_Task requirements_. Identify the lines that include the word "作为监理单位", then copy all of them.

_Records provided_.
[BEGIN]
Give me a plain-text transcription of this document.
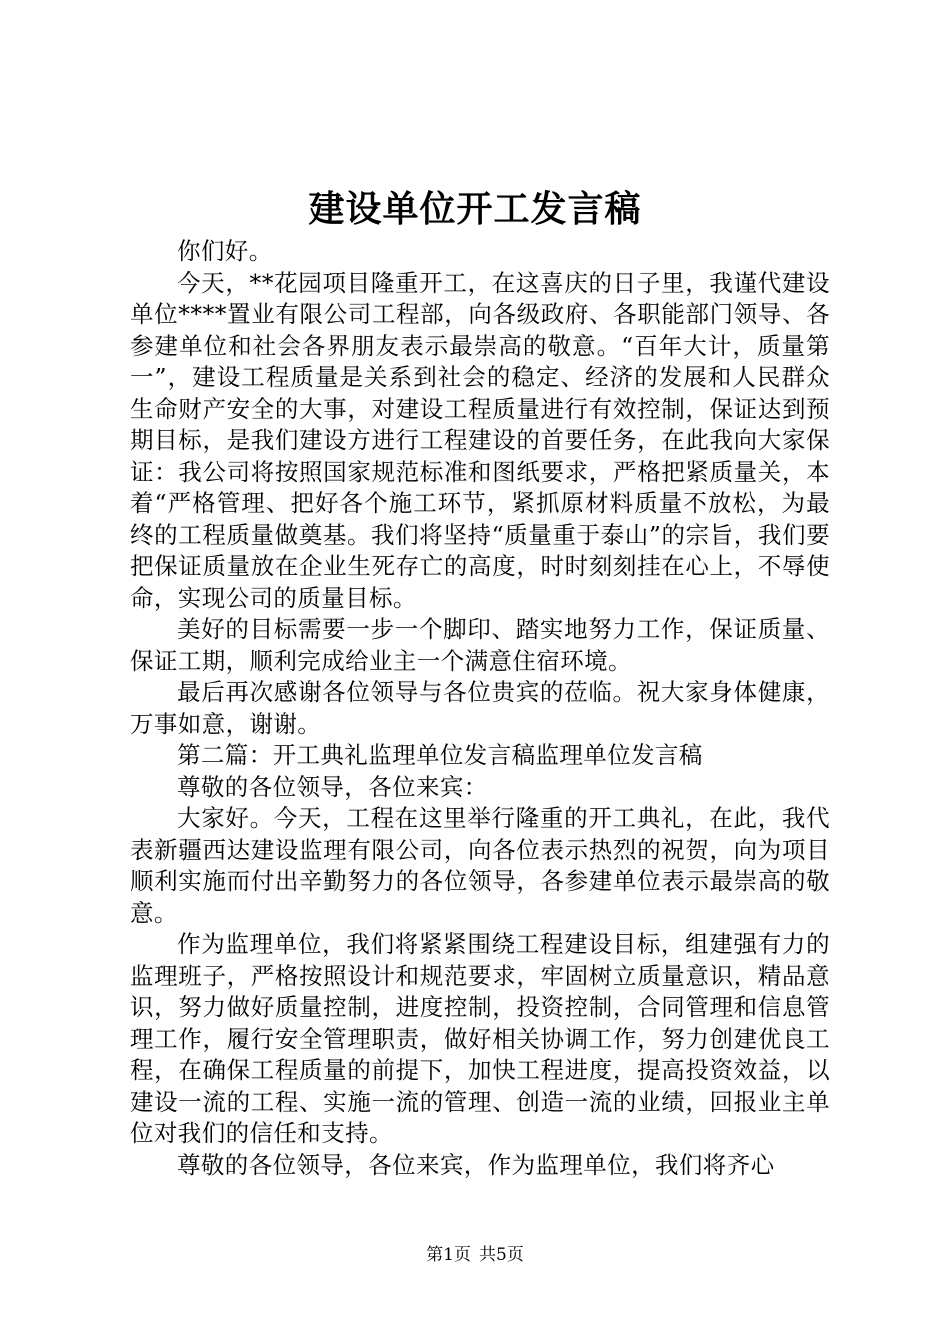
建设单位开工发言稿

你们好。

今天，**花园项目隆重开工，在这喜庆的日子里，我谨代建设单位****置业有限公司工程部，向各级政府、各职能部门领导、各参建单位和社会各界朋友表示最崇高的敬意。“百年大计，质量第一”，建设工程质量是关系到社会的稳定、经济的发展和人民群众生命财产安全的大事，对建设工程质量进行有效控制，保证达到预期目标，是我们建设方进行工程建设的首要任务，在此我向大家保证：我公司将按照国家规范标准和图纸要求，严格把紧质量关，本着“严格管理、把好各个施工环节，紧抓原材料质量不放松，为最终的工程质量做奠基。我们将坚持“质量重于泰山”的宗旨，我们要把保证质量放在企业生死存亡的高度，时时刻刻挂在心上，不辱使命，实现公司的质量目标。

美好的目标需要一步一个脚印、踏实地努力工作，保证质量、保证工期，顺利完成给业主一个满意住宿环境。

最后再次感谢各位领导与各位贵宾的莅临。祝大家身体健康，万事如意，谢谢。

第二篇：开工典礼监理单位发言稿监理单位发言稿

尊敬的各位领导，各位来宾：

大家好。今天，工程在这里举行隆重的开工典礼，在此，我代表新疆西达建设监理有限公司，向各位表示热烈的祝贺，向为项目顺利实施而付出辛勤努力的各位领导，各参建单位表示最崇高的敬意。

作为监理单位，我们将紧紧围绕工程建设目标，组建强有力的监理班子，严格按照设计和规范要求，牢固树立质量意识，精品意识，努力做好质量控制，进度控制，投资控制，合同管理和信息管理工作，履行安全管理职责，做好相关协调工作，努力创建优良工程，在确保工程质量的前提下，加快工程进度，提高投资效益，以建设一流的工程、实施一流的管理、创造一流的业绩，回报业主单位对我们的信任和支持。

尊敬的各位领导，各位来宾，作为监理单位，我们将齐心

第1页 共5页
[END]
_Solution to the exercise_.
作为监理单位，我们将紧紧围绕工程建设目标，组建强有力的监理班子，严格按照设计和规范要求，牢固树立质量意识，精品意识，努力做好质量控制，进度控制，投资控制，合同管理和信息管理工作，履行安全管理职责，做好相关协调工作，努力创建优良工程，在确保工程质量的前提下，加快工程进度，提高投资效益，以建设一流的工程、实施一流的管理、创造一流的业绩，回报业主单位对我们的信任和支持。
尊敬的各位领导，各位来宾，作为监理单位，我们将齐心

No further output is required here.